-- Extracted entries start --

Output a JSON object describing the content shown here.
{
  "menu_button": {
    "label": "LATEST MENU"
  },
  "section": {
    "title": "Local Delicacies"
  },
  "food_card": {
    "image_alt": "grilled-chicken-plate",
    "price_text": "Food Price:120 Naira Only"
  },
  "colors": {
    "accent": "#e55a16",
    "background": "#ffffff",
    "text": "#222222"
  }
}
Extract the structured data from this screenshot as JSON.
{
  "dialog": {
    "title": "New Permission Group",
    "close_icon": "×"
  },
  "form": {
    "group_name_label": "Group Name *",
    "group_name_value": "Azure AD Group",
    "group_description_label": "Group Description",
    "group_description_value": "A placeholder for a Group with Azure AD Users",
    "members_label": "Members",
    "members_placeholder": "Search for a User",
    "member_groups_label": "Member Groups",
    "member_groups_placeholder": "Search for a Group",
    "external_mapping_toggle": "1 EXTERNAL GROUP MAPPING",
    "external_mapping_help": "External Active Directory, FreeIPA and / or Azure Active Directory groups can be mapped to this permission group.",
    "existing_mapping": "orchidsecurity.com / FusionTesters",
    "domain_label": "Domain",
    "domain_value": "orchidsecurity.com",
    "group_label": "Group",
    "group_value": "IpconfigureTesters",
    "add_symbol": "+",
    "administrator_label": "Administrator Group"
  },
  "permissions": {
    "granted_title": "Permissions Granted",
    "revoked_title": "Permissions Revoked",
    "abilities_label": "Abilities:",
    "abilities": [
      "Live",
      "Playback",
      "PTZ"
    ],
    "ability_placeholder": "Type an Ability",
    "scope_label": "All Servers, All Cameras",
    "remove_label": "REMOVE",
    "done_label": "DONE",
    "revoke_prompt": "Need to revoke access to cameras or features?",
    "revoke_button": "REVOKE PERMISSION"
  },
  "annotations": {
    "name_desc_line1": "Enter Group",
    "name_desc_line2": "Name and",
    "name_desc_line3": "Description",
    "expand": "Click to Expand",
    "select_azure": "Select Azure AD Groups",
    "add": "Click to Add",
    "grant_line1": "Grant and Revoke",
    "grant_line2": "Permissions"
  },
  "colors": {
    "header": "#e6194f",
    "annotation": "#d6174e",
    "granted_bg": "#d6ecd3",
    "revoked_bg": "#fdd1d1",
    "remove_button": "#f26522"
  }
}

-- Extracted entries end --

• _Task objective_
Take the lines above and print them exactly.

• _Written reply_
Output a JSON object describing the content shown here.
{
  "menu_button": {
    "label": "LATEST MENU"
  },
  "section": {
    "title": "Local Delicacies"
  },
  "food_card": {
    "image_alt": "grilled-chicken-plate",
    "price_text": "Food Price:120 Naira Only"
  },
  "colors": {
    "accent": "#e55a16",
    "background": "#ffffff",
    "text": "#222222"
  }
}
Extract the structured data from this screenshot as JSON.
{
  "dialog": {
    "title": "New Permission Group",
    "close_icon": "×"
  },
  "form": {
    "group_name_label": "Group Name *",
    "group_name_value": "Azure AD Group",
    "group_description_label": "Group Description",
    "group_description_value": "A placeholder for a Group with Azure AD Users",
    "members_label": "Members",
    "members_placeholder": "Search for a User",
    "member_groups_label": "Member Groups",
    "member_groups_placeholder": "Search for a Group",
    "external_mapping_toggle": "1 EXTERNAL GROUP MAPPING",
    "external_mapping_help": "External Active Directory, FreeIPA and / or Azure Active Directory groups can be mapped to this permission group.",
    "existing_mapping": "orchidsecurity.com / FusionTesters",
    "domain_label": "Domain",
    "domain_value": "orchidsecurity.com",
    "group_label": "Group",
    "group_value": "IpconfigureTesters",
    "add_symbol": "+",
    "administrator_label": "Administrator Group"
  },
  "permissions": {
    "granted_title": "Permissions Granted",
    "revoked_title": "Permissions Revoked",
    "abilities_label": "Abilities:",
    "abilities": [
      "Live",
      "Playback",
      "PTZ"
    ],
    "ability_placeholder": "Type an Ability",
    "scope_label": "All Servers, All Cameras",
    "remove_label": "REMOVE",
    "done_label": "DONE",
    "revoke_prompt": "Need to revoke access to cameras or features?",
    "revoke_button": "REVOKE PERMISSION"
  },
  "annotations": {
    "name_desc_line1": "Enter Group",
    "name_desc_line2": "Name and",
    "name_desc_line3": "Description",
    "expand": "Click to Expand",
    "select_azure": "Select Azure AD Groups",
    "add": "Click to Add",
    "grant_line1": "Grant and Revoke",
    "grant_line2": "Permissions"
  },
  "colors": {
    "header": "#e6194f",
    "annotation": "#d6174e",
    "granted_bg": "#d6ecd3",
    "revoked_bg": "#fdd1d1",
    "remove_button": "#f26522"
  }
}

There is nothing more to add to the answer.